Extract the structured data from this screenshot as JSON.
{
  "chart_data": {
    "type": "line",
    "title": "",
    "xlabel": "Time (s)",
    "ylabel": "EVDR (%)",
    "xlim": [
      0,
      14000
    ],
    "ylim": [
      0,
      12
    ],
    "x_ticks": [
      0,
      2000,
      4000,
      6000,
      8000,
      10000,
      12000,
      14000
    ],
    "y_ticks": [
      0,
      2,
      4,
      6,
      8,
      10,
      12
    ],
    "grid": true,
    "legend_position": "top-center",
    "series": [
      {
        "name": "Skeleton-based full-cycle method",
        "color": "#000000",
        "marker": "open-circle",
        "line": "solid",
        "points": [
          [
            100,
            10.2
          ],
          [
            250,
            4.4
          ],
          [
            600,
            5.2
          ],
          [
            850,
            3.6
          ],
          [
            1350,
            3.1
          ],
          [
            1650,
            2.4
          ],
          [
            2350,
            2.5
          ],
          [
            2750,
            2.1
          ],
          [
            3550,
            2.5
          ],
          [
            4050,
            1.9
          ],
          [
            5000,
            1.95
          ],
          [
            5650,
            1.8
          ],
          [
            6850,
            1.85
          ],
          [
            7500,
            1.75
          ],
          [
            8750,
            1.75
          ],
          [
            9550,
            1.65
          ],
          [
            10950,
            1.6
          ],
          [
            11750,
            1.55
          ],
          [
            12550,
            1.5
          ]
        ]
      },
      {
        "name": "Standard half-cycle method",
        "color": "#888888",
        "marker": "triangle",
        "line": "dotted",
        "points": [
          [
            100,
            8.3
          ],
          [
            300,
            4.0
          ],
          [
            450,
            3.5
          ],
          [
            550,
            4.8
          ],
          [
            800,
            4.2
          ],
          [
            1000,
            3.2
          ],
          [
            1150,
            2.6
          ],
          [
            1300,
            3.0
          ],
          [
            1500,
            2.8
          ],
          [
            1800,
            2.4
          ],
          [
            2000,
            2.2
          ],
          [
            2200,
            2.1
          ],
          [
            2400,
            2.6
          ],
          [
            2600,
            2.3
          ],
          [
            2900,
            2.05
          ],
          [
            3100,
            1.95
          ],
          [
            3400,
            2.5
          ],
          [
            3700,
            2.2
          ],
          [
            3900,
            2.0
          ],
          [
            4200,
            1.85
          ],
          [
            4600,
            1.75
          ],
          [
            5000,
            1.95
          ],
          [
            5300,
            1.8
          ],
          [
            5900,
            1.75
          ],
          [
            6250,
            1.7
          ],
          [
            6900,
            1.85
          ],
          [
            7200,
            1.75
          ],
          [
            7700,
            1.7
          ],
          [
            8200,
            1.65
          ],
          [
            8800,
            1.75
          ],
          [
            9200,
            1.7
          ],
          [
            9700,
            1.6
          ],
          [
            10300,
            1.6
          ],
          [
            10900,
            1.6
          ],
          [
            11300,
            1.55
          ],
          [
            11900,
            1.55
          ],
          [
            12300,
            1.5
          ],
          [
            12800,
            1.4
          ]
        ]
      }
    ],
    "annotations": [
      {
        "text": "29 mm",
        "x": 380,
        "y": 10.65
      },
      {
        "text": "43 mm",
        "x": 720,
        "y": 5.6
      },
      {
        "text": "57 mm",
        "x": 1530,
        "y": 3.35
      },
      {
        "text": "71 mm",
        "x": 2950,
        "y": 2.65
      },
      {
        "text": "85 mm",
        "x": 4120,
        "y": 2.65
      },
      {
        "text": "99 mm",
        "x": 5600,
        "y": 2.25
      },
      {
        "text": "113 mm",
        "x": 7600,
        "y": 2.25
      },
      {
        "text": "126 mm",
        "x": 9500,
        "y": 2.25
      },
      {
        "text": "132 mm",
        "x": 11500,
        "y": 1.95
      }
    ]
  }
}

- - - - -

Write the data out again in full and exactly.

→ **RESULT**:
Extract the structured data from this screenshot as JSON.
{
  "chart_data": {
    "type": "line",
    "title": "",
    "xlabel": "Time (s)",
    "ylabel": "EVDR (%)",
    "xlim": [
      0,
      14000
    ],
    "ylim": [
      0,
      12
    ],
    "x_ticks": [
      0,
      2000,
      4000,
      6000,
      8000,
      10000,
      12000,
      14000
    ],
    "y_ticks": [
      0,
      2,
      4,
      6,
      8,
      10,
      12
    ],
    "grid": true,
    "legend_position": "top-center",
    "series": [
      {
        "name": "Skeleton-based full-cycle method",
        "color": "#000000",
        "marker": "open-circle",
        "line": "solid",
        "points": [
          [
            100,
            10.2
          ],
          [
            250,
            4.4
          ],
          [
            600,
            5.2
          ],
          [
            850,
            3.6
          ],
          [
            1350,
            3.1
          ],
          [
            1650,
            2.4
          ],
          [
            2350,
            2.5
          ],
          [
            2750,
            2.1
          ],
          [
            3550,
            2.5
          ],
          [
            4050,
            1.9
          ],
          [
            5000,
            1.95
          ],
          [
            5650,
            1.8
          ],
          [
            6850,
            1.85
          ],
          [
            7500,
            1.75
          ],
          [
            8750,
            1.75
          ],
          [
            9550,
            1.65
          ],
          [
            10950,
            1.6
          ],
          [
            11750,
            1.55
          ],
          [
            12550,
            1.5
          ]
        ]
      },
      {
        "name": "Standard half-cycle method",
        "color": "#888888",
        "marker": "triangle",
        "line": "dotted",
        "points": [
          [
            100,
            8.3
          ],
          [
            300,
            4.0
          ],
          [
            450,
            3.5
          ],
          [
            550,
            4.8
          ],
          [
            800,
            4.2
          ],
          [
            1000,
            3.2
          ],
          [
            1150,
            2.6
          ],
          [
            1300,
            3.0
          ],
          [
            1500,
            2.8
          ],
          [
            1800,
            2.4
          ],
          [
            2000,
            2.2
          ],
          [
            2200,
            2.1
          ],
          [
            2400,
            2.6
          ],
          [
            2600,
            2.3
          ],
          [
            2900,
            2.05
          ],
          [
            3100,
            1.95
          ],
          [
            3400,
            2.5
          ],
          [
            3700,
            2.2
          ],
          [
            3900,
            2.0
          ],
          [
            4200,
            1.85
          ],
          [
            4600,
            1.75
          ],
          [
            5000,
            1.95
          ],
          [
            5300,
            1.8
          ],
          [
            5900,
            1.75
          ],
          [
            6250,
            1.7
          ],
          [
            6900,
            1.85
          ],
          [
            7200,
            1.75
          ],
          [
            7700,
            1.7
          ],
          [
            8200,
            1.65
          ],
          [
            8800,
            1.75
          ],
          [
            9200,
            1.7
          ],
          [
            9700,
            1.6
          ],
          [
            10300,
            1.6
          ],
          [
            10900,
            1.6
          ],
          [
            11300,
            1.55
          ],
          [
            11900,
            1.55
          ],
          [
            12300,
            1.5
          ],
          [
            12800,
            1.4
          ]
        ]
      }
    ],
    "annotations": [
      {
        "text": "29 mm",
        "x": 380,
        "y": 10.65
      },
      {
        "text": "43 mm",
        "x": 720,
        "y": 5.6
      },
      {
        "text": "57 mm",
        "x": 1530,
        "y": 3.35
      },
      {
        "text": "71 mm",
        "x": 2950,
        "y": 2.65
      },
      {
        "text": "85 mm",
        "x": 4120,
        "y": 2.65
      },
      {
        "text": "99 mm",
        "x": 5600,
        "y": 2.25
      },
      {
        "text": "113 mm",
        "x": 7600,
        "y": 2.25
      },
      {
        "text": "126 mm",
        "x": 9500,
        "y": 2.25
      },
      {
        "text": "132 mm",
        "x": 11500,
        "y": 1.95
      }
    ]
  }
}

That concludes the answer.